Pull every line holding the string "нормами" from the records below.
## START Dataset rows
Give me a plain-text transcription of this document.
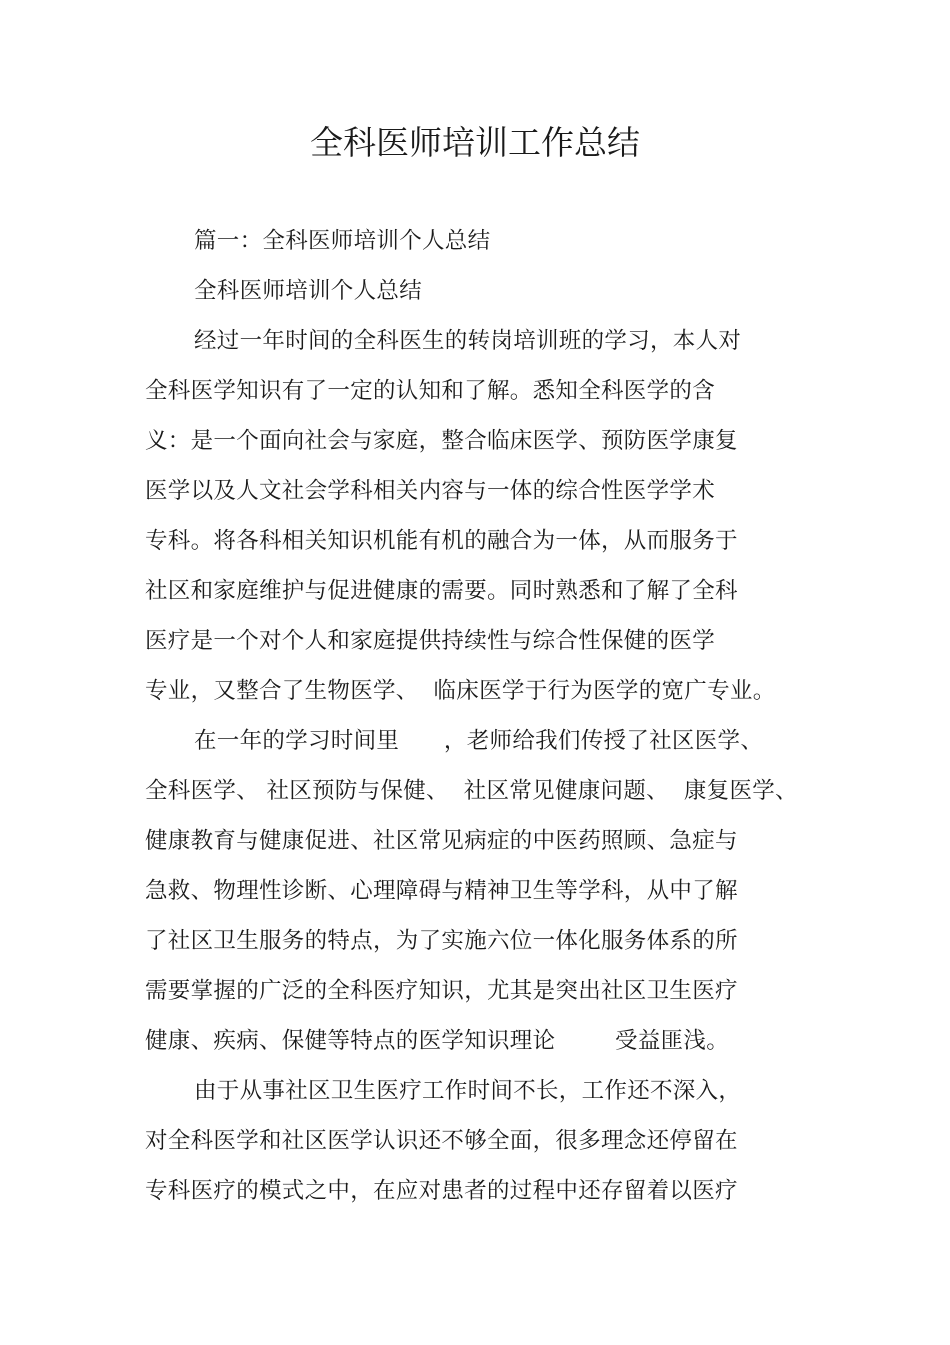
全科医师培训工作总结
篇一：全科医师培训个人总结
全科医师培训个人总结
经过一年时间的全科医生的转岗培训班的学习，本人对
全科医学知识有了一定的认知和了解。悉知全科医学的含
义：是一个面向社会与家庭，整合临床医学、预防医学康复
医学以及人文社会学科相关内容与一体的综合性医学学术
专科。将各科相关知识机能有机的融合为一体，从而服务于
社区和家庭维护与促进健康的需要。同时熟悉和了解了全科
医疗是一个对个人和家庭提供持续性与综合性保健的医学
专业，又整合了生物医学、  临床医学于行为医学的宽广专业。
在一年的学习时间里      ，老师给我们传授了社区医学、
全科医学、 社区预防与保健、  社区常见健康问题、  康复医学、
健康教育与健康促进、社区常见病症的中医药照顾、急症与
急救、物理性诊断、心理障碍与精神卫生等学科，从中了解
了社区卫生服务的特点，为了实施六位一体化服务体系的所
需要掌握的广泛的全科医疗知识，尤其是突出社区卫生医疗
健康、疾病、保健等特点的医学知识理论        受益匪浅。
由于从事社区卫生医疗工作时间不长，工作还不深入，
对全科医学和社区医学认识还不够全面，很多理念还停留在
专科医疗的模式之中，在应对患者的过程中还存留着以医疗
## END Dataset rows
## START Dataset rows
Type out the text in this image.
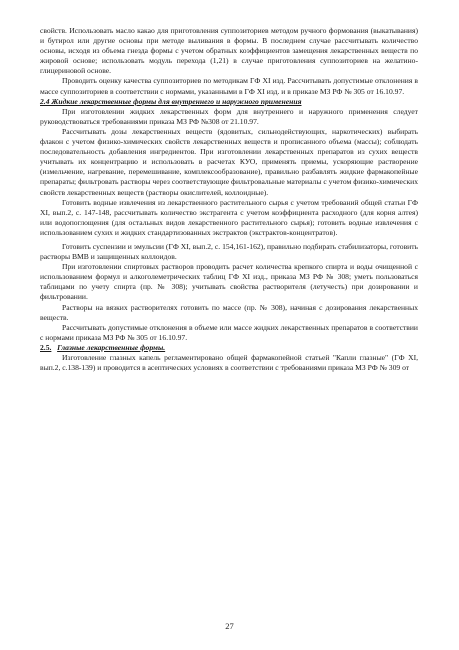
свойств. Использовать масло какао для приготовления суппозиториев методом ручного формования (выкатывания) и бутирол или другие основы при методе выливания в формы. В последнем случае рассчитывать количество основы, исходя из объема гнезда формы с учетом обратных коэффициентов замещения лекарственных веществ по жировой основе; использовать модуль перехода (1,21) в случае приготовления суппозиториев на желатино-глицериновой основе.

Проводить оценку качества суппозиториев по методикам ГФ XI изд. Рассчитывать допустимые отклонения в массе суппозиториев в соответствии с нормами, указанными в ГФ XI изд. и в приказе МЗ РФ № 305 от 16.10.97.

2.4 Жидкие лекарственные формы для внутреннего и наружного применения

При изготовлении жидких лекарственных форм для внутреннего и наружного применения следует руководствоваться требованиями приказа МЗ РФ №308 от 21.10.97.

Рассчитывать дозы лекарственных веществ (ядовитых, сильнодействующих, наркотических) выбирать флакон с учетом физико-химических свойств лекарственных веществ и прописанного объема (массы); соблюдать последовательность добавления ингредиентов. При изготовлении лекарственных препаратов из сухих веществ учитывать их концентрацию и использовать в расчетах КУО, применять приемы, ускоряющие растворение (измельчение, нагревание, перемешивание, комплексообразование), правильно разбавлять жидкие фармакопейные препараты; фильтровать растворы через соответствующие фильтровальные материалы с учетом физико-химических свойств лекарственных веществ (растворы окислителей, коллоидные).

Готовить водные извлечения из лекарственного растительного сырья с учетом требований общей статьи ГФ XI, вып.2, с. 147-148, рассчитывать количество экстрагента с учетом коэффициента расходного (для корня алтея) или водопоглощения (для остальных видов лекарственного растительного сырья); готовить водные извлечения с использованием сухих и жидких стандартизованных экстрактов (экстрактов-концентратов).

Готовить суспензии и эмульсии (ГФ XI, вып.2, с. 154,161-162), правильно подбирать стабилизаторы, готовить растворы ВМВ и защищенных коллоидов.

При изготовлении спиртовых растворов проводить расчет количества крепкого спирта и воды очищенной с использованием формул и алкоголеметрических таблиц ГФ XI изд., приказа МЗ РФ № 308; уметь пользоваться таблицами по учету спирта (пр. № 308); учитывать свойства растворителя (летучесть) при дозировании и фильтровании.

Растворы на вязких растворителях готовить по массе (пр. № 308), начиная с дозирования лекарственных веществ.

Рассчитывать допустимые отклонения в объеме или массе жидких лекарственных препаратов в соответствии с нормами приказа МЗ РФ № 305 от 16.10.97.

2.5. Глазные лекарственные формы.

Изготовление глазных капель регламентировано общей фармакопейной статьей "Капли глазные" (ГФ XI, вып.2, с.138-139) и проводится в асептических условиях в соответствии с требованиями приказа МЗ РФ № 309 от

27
## END Dataset rows
## START Dataset rows
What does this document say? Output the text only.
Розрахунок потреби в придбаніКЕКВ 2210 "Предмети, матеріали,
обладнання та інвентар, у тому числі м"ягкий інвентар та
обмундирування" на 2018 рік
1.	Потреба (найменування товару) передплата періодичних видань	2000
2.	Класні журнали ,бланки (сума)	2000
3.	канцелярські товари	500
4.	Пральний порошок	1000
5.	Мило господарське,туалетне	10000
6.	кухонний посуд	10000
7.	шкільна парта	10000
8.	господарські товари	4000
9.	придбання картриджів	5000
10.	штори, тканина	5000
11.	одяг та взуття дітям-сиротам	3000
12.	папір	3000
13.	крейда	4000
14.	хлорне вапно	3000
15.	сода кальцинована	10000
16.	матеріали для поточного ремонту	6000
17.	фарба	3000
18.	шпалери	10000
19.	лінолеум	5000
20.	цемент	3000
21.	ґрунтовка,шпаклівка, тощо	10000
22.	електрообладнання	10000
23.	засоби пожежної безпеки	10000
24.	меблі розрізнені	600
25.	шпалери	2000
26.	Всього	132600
## END Dataset rows
### Solved exercise:
Проводить оценку качества суппозиториев по методикам ГФ XI изд. Рассчитывать допустимые отклонения в массе суппозиториев в соответствии с нормами, указанными в ГФ XI изд. и в приказе МЗ РФ № 305 от 16.10.97.
Рассчитывать допустимые отклонения в объеме или массе жидких лекарственных препаратов в соответствии с нормами приказа МЗ РФ № 305 от 16.10.97.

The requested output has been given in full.